REQUIRED TASK >>
Keep only the lines of the listing that include the word "text", and copy them.

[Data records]
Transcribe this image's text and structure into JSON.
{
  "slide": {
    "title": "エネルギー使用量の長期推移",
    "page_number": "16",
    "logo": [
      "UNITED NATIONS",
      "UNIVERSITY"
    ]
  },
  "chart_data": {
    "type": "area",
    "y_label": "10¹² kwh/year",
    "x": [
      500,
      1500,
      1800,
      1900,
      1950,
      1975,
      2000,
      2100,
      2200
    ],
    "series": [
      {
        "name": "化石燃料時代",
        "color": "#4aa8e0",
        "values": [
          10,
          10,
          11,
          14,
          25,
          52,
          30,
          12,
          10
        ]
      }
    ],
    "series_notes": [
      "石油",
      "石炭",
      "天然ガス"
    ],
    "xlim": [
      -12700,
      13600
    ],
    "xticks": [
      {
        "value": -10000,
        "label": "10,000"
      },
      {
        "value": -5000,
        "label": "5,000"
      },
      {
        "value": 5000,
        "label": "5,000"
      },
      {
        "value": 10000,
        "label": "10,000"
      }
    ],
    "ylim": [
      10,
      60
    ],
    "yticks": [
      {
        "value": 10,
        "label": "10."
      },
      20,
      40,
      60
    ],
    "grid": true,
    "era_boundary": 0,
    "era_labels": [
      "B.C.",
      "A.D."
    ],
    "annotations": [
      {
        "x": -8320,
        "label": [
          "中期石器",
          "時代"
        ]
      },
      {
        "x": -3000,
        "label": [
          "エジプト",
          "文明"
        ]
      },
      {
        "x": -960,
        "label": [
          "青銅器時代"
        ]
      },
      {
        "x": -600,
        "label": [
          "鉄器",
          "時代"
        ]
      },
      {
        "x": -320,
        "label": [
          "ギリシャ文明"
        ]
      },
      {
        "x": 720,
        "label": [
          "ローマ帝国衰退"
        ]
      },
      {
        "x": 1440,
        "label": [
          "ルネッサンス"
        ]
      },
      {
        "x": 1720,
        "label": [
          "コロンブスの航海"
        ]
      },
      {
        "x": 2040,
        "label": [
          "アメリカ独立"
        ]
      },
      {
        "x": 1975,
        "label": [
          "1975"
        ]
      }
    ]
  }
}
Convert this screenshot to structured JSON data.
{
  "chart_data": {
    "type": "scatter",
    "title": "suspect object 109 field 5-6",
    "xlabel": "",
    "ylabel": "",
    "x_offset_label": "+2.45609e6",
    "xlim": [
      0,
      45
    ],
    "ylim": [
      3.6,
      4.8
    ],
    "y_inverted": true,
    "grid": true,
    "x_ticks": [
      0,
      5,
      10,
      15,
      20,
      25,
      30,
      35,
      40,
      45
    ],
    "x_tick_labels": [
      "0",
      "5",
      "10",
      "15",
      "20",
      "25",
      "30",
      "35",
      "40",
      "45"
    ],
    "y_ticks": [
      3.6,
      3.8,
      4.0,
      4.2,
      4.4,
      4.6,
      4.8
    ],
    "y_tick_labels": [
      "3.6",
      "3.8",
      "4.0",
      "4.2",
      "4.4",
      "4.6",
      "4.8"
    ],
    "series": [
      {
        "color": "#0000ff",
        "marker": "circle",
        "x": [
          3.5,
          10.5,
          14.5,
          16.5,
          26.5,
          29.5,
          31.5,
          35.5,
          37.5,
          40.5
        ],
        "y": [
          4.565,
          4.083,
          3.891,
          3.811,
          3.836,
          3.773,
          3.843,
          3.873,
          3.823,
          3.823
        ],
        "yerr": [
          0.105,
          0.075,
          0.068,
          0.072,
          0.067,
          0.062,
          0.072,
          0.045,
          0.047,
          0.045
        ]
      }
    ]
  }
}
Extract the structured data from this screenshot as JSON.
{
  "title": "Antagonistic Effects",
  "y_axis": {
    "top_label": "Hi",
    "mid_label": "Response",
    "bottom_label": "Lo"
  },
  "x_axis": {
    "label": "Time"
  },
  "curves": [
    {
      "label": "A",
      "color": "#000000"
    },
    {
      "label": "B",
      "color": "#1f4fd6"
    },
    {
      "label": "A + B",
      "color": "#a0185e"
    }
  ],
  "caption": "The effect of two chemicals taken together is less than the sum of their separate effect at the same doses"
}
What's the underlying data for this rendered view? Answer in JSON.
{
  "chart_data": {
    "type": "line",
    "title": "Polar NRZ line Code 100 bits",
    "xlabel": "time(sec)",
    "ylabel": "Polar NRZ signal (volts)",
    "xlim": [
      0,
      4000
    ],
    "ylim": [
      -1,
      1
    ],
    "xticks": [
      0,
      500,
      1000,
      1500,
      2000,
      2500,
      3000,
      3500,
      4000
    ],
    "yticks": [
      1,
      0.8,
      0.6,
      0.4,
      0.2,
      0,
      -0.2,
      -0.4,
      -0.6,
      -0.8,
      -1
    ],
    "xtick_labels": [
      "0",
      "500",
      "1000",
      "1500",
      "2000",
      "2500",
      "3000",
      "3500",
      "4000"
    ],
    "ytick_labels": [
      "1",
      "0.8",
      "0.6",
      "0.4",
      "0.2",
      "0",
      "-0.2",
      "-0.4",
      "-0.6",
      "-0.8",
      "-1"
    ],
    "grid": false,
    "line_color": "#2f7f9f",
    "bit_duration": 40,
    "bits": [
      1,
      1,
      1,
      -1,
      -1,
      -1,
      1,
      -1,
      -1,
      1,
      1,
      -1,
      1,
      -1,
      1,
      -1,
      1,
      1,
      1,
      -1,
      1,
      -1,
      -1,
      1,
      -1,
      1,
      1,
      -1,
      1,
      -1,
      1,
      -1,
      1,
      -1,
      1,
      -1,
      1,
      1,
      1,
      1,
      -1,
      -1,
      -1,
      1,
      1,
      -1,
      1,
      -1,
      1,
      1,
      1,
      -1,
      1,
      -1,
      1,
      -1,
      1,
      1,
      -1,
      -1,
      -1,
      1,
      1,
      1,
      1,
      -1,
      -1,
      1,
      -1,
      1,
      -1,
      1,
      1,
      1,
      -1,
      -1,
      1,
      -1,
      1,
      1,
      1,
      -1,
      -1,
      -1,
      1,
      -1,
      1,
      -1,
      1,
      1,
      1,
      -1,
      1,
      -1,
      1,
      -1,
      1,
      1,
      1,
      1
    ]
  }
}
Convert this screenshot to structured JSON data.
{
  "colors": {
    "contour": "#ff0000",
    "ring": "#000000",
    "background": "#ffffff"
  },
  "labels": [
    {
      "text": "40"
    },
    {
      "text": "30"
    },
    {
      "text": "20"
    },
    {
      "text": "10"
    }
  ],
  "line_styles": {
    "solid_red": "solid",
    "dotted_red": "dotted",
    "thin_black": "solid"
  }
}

IN RESPONSE >>
Transcribe this image's text and structure into JSON.
      "text": "40"
      "text": "30"
      "text": "20"
      "text": "10"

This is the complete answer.